━━ Data to process

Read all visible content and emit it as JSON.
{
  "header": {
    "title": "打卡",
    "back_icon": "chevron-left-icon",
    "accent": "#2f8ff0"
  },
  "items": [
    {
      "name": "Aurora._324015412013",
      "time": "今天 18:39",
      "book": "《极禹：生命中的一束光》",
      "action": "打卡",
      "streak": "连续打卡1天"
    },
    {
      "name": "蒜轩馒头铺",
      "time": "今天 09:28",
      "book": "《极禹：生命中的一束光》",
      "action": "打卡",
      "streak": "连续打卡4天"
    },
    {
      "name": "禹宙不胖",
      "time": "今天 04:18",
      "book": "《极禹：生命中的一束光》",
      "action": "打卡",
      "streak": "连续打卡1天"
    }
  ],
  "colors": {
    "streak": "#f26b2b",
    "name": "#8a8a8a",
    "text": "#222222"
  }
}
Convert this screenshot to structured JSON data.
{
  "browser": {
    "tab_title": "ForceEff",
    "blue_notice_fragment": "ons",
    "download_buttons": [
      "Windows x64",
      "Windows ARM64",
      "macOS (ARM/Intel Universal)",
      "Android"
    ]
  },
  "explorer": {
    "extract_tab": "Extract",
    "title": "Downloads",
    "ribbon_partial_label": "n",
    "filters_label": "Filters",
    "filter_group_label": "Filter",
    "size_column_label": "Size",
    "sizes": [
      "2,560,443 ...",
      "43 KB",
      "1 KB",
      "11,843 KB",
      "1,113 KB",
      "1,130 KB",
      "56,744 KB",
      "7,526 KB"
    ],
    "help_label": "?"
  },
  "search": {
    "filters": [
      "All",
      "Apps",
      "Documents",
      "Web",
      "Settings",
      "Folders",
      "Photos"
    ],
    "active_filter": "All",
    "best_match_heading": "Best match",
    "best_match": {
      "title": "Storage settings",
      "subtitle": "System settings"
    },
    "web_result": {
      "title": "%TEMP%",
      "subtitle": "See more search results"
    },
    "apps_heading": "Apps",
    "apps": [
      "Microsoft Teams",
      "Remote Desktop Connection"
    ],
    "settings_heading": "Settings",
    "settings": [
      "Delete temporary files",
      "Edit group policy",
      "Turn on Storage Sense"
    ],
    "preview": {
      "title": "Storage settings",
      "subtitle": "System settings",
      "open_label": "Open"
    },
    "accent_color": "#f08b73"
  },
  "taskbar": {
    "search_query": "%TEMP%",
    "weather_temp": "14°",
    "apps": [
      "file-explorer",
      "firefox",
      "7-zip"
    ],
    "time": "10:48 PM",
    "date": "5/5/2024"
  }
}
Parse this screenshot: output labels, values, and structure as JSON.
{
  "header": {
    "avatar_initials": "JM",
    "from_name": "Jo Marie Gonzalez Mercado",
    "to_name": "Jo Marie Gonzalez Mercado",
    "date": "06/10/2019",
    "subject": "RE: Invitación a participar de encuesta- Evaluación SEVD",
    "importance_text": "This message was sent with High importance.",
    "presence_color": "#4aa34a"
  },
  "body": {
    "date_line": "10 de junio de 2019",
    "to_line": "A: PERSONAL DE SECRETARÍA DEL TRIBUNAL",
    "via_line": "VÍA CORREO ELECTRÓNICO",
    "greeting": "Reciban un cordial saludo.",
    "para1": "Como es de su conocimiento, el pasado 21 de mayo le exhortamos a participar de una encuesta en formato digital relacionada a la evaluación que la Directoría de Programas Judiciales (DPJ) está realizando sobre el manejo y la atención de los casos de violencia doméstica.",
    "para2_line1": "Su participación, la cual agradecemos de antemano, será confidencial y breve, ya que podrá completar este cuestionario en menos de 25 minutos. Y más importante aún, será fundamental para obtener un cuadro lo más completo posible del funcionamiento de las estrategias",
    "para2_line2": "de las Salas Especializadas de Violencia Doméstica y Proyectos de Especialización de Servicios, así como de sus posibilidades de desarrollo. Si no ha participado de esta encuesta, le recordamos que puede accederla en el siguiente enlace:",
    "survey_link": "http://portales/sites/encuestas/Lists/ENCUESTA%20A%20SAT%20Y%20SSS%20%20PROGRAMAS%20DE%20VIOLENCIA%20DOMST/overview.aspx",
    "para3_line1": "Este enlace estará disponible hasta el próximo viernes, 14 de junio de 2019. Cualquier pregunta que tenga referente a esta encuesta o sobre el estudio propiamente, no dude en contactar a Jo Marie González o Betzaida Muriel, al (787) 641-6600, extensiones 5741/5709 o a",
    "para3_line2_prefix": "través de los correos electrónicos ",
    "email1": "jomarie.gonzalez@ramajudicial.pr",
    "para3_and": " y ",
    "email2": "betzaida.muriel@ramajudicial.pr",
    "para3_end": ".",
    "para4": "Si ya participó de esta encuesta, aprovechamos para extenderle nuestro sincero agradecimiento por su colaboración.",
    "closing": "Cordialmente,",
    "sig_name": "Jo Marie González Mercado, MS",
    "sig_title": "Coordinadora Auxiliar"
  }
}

━━━━

Goal - Of all the lines above, how many contain the word "System"? Give the number and nothing else.

Written answer - 2